◆ Element placement data ◆
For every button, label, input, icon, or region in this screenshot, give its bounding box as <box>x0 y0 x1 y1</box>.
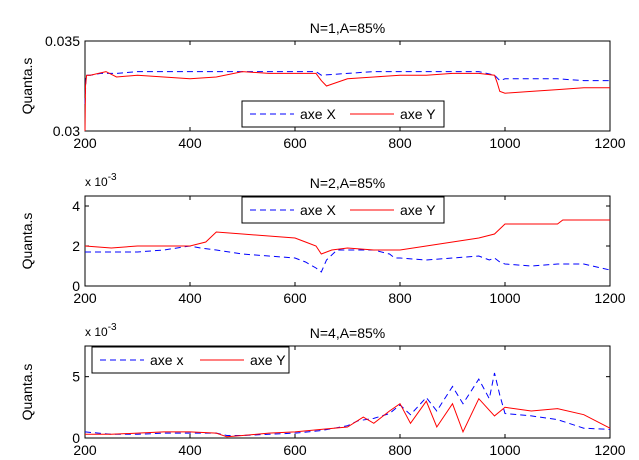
chart-title: N=4,A=85% <box>310 325 386 341</box>
legend-entry-label: axe Y <box>400 106 436 122</box>
legend: axe X axe Y <box>241 196 445 224</box>
exponent-label: x 10-3 <box>85 322 117 339</box>
legend-entry-label: axe Y <box>250 352 286 368</box>
chart-panel-3: N=4,A=85% Quanta.s 200 400 600 800 1000 1200 0 5 x… <box>19 322 626 458</box>
x-tick-label: 800 <box>388 135 412 151</box>
chart-panel-2: N=2,A=85% Quanta.s 200 400 600 800 1000 1200 0 2 4… <box>19 172 626 306</box>
legend: axe X axe Y <box>241 100 445 128</box>
y-tick-label: 0.03 <box>53 123 80 139</box>
x-tick-label: 1200 <box>594 290 625 306</box>
series-line-axe-y <box>84 71 610 132</box>
series-line-axe-y <box>85 397 611 438</box>
chart-panel-1: N=1,A=85% Quanta.s 200 400 600 800 1000 1200 0.0… <box>19 20 626 151</box>
x-tick-label: 600 <box>283 442 307 458</box>
y-axis-label: Quanta.s <box>19 213 35 270</box>
y-axis-label: Quanta.s <box>19 364 35 421</box>
y-tick-label: 5 <box>72 369 80 385</box>
x-tick-label: 200 <box>73 290 97 306</box>
exponent-base: x 10 <box>85 325 108 339</box>
x-tick-label: 1200 <box>594 442 625 458</box>
legend-entry-label: axe Y <box>400 202 436 218</box>
y-axis-label: Quanta.s <box>19 58 35 115</box>
y-tick-label: 0 <box>72 430 80 446</box>
x-tick-label: 600 <box>283 290 307 306</box>
x-tick-label: 400 <box>178 442 202 458</box>
y-tick-label: 2 <box>72 238 80 254</box>
x-tick-label: 400 <box>178 290 202 306</box>
x-tick-label: 200 <box>73 135 97 151</box>
y-tick-label: 4 <box>72 198 80 214</box>
series-line-axe-x <box>84 71 610 105</box>
legend-entry-label: axe X <box>300 106 336 122</box>
x-tick-label: 1000 <box>489 290 520 306</box>
series-line-axe-x <box>84 372 611 436</box>
x-tick-label: 1000 <box>489 442 520 458</box>
exponent-power: -3 <box>108 322 117 333</box>
y-tick-label: 0 <box>72 278 80 294</box>
legend: axe x axe Y <box>91 346 290 374</box>
x-tick-label: 400 <box>178 135 202 151</box>
x-tick-label: 200 <box>73 442 97 458</box>
x-tick-label: 800 <box>388 442 412 458</box>
exponent-base: x 10 <box>85 175 108 189</box>
series-line-axe-y <box>84 219 610 255</box>
chart-title: N=1,A=85% <box>310 20 386 36</box>
exponent-label: x 10-3 <box>85 172 117 189</box>
exponent-power: -3 <box>108 172 117 183</box>
legend-entry-label: axe x <box>150 352 183 368</box>
x-tick-label: 1000 <box>489 135 520 151</box>
x-tick-label: 800 <box>388 290 412 306</box>
y-tick-label: 0.035 <box>45 33 80 49</box>
legend-entry-label: axe X <box>300 202 336 218</box>
x-tick-label: 600 <box>283 135 307 151</box>
chart-title: N=2,A=85% <box>310 175 386 191</box>
x-tick-label: 1200 <box>594 135 625 151</box>
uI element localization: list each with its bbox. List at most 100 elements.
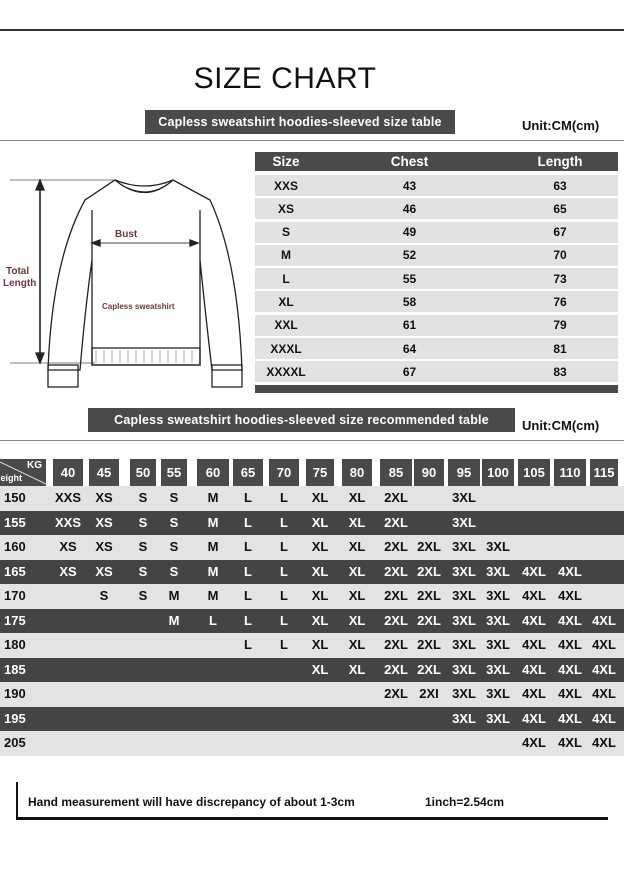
recommend-row: 155 XXS XS S S M L L XL XL 2XL 3XL [0, 510, 624, 535]
size-cell: XL [348, 612, 366, 628]
size-cell: XL [311, 514, 329, 530]
size-row: XXS 43 63 [255, 175, 618, 196]
size-cell: 2XL [417, 539, 441, 554]
size-cell: 4XL [592, 710, 616, 726]
chest-cell: 67 [402, 364, 417, 379]
size-cell: 2XL [384, 539, 408, 554]
size-cell: 4XL [558, 735, 582, 750]
weight-header: 80 [342, 459, 372, 486]
size-cell: 3XL [452, 563, 476, 579]
size-cell: L [280, 637, 288, 652]
size-cell: 4XL [522, 735, 546, 750]
weight-header: 115 [590, 459, 618, 486]
size-cell: S [169, 514, 179, 530]
size-cell: 2XI [419, 686, 439, 701]
weight-header: 55 [161, 459, 187, 486]
length-cell: 73 [553, 271, 567, 286]
size-cell: L [244, 539, 252, 554]
size-cell: 2XL [384, 661, 408, 677]
length-cell: 76 [553, 294, 567, 309]
recommend-row: 170 S S M M L L XL XL 2XL 2XL 3XL 3XL 4XL 4XL [0, 584, 624, 609]
total-length-label-1: Total [6, 266, 30, 277]
weight-header: 60 [197, 459, 229, 486]
size-row: XL 58 76 [255, 291, 618, 313]
weight-header: 85 [380, 459, 412, 486]
chest-cell: 61 [402, 318, 417, 333]
size-cell: 2XL [384, 612, 408, 628]
size-table-banner: Capless sweatshirt hoodies-sleeved size … [145, 110, 455, 134]
size-cell: XL [311, 661, 329, 677]
recommend-row: 165 XS XS S S M L L XL XL 2XL 2XL 3XL 3XL 4XL 4XL [0, 559, 624, 584]
size-cell: XS [59, 563, 77, 579]
size-cell: 3XL [486, 686, 510, 701]
size-cell: 4XL [522, 612, 546, 628]
height-label: 155 [4, 514, 26, 530]
measurement-note: Hand measurement will have discrepancy o… [28, 795, 355, 809]
size-cell: XL [311, 563, 329, 579]
size-cell: L [244, 637, 252, 652]
size-cell: 2XL [384, 637, 408, 652]
size-cell: L [280, 563, 288, 579]
height-label: 175 [4, 612, 26, 628]
size-cell: S [169, 539, 179, 554]
weight-header: 75 [306, 459, 334, 486]
weight-header: 65 [233, 459, 263, 486]
length-cell: 79 [553, 318, 567, 333]
size-cell: 4XL [558, 710, 582, 726]
recommend-table-unit: Unit:CM(cm) [522, 418, 600, 433]
sweatshirt-diagram [10, 178, 243, 388]
size-cell: 4XL [592, 612, 616, 628]
size-cell: 2XL [417, 637, 441, 652]
size-cell: 2XL [384, 514, 408, 530]
recommend-row: 175 M L L L XL XL 2XL 2XL 3XL 3XL 4XL 4XL 4XL [0, 608, 624, 633]
size-cell: 4XL [522, 588, 546, 603]
size-row: S 49 67 [255, 221, 618, 243]
size-row: XXXL 64 81 [255, 338, 618, 360]
size-table-header: Size Chest Length [255, 152, 618, 171]
size-cell: 3XL [452, 490, 476, 505]
size-cell: 3XL [452, 710, 476, 726]
size-cell: XL [348, 563, 366, 579]
size-cell: 4XL [558, 563, 582, 579]
recommend-table-banner: Capless sweatshirt hoodies-sleeved size … [88, 408, 515, 432]
size-cell: 4XL [558, 637, 582, 652]
size-cell: 2XL [384, 588, 408, 603]
footer-bottom-rule [16, 817, 608, 820]
size-cell: 4XL [522, 710, 546, 726]
size-cell: 3XL [486, 710, 510, 726]
bust-label: Bust [115, 229, 138, 240]
size-cell: S [138, 490, 148, 505]
recommend-row: 190 2XL 2XI 3XL 3XL 4XL 4XL 4XL [0, 682, 624, 707]
size-row: XS 46 65 [255, 198, 618, 220]
size-cell: 4XL [522, 637, 546, 652]
size-cell: XXS [54, 490, 81, 505]
size-table: Size Chest Length XXS 43 63 XS 46 65 S 49 67 M 52 7… [255, 152, 618, 393]
length-cell: 63 [553, 178, 567, 193]
size-cell: M [207, 490, 219, 505]
height-label: 160 [4, 539, 26, 554]
size-row: XXXXL 67 83 [255, 361, 618, 383]
height-label: 150 [4, 490, 26, 505]
size-cell: 4XL [558, 588, 582, 603]
length-cell: 65 [553, 201, 567, 216]
size-cell: 3XL [486, 612, 510, 628]
size-cell: 4XL [592, 637, 616, 652]
size-cell: M [168, 588, 180, 603]
recommend-row: 205 4XL 4XL 4XL [0, 731, 624, 756]
size-cell: 3XL [452, 637, 476, 652]
size-cell: S [138, 514, 148, 530]
size-cell: 3XL [486, 661, 510, 677]
size-cell: M [207, 588, 219, 603]
size-cell: XS [95, 563, 113, 579]
chest-cell: 43 [402, 178, 417, 193]
length-cell: 67 [553, 225, 567, 240]
size-cell: XS [95, 539, 113, 554]
size-cell: XL [348, 637, 366, 652]
size-cell: XL [311, 612, 329, 628]
size-cell: 2XL [417, 661, 441, 677]
size-cell: 4XL [522, 686, 546, 701]
header-chest: Chest [390, 154, 429, 169]
size-cell: L [244, 588, 252, 603]
size-cell: 4XL [522, 563, 546, 579]
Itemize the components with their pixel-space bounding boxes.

◆ Challenge ◆
Transcribe each line of the material from the line with "chart-title: N=4,A=85% <box>310" to the line with "x-tick-label: 1000 <box>489 290 520 306</box>", including both of those lines, reproducing every character precisely.

◆ The reply ◆
chart-title: N=4,A=85% <box>310 325 386 341</box>
legend-entry-label: axe Y <box>400 106 436 122</box>
legend: axe X axe Y <box>241 196 445 224</box>
exponent-label: x 10-3 <box>85 322 117 339</box>
legend-entry-label: axe Y <box>250 352 286 368</box>
chart-panel-3: N=4,A=85% Quanta.s 200 400 600 800 1000 1200 0 5 x… <box>19 322 626 458</box>
x-tick-label: 800 <box>388 135 412 151</box>
chart-panel-2: N=2,A=85% Quanta.s 200 400 600 800 1000 1200 0 2 4… <box>19 172 626 306</box>
legend: axe X axe Y <box>241 100 445 128</box>
y-tick-label: 0.03 <box>53 123 80 139</box>
x-tick-label: 1200 <box>594 290 625 306</box>
series-line-axe-y <box>84 71 610 132</box>
series-line-axe-y <box>85 397 611 438</box>
chart-panel-1: N=1,A=85% Quanta.s 200 400 600 800 1000 1200 0.0… <box>19 20 626 151</box>
x-tick-label: 600 <box>283 442 307 458</box>
y-axis-label: Quanta.s <box>19 213 35 270</box>
y-axis-label: Quanta.s <box>19 364 35 421</box>
y-tick-label: 5 <box>72 369 80 385</box>
x-tick-label: 200 <box>73 290 97 306</box>
exponent-base: x 10 <box>85 325 108 339</box>
x-tick-label: 1200 <box>594 442 625 458</box>
legend-entry-label: axe Y <box>400 202 436 218</box>
y-axis-label: Quanta.s <box>19 58 35 115</box>
y-tick-label: 0 <box>72 430 80 446</box>
x-tick-label: 600 <box>283 290 307 306</box>
x-tick-label: 400 <box>178 442 202 458</box>
y-tick-label: 2 <box>72 238 80 254</box>
x-tick-label: 400 <box>178 290 202 306</box>
x-tick-label: 200 <box>73 135 97 151</box>
y-tick-label: 4 <box>72 198 80 214</box>
series-line-axe-x <box>84 71 610 105</box>
legend-entry-label: axe X <box>300 106 336 122</box>
x-tick-label: 1000 <box>489 290 520 306</box>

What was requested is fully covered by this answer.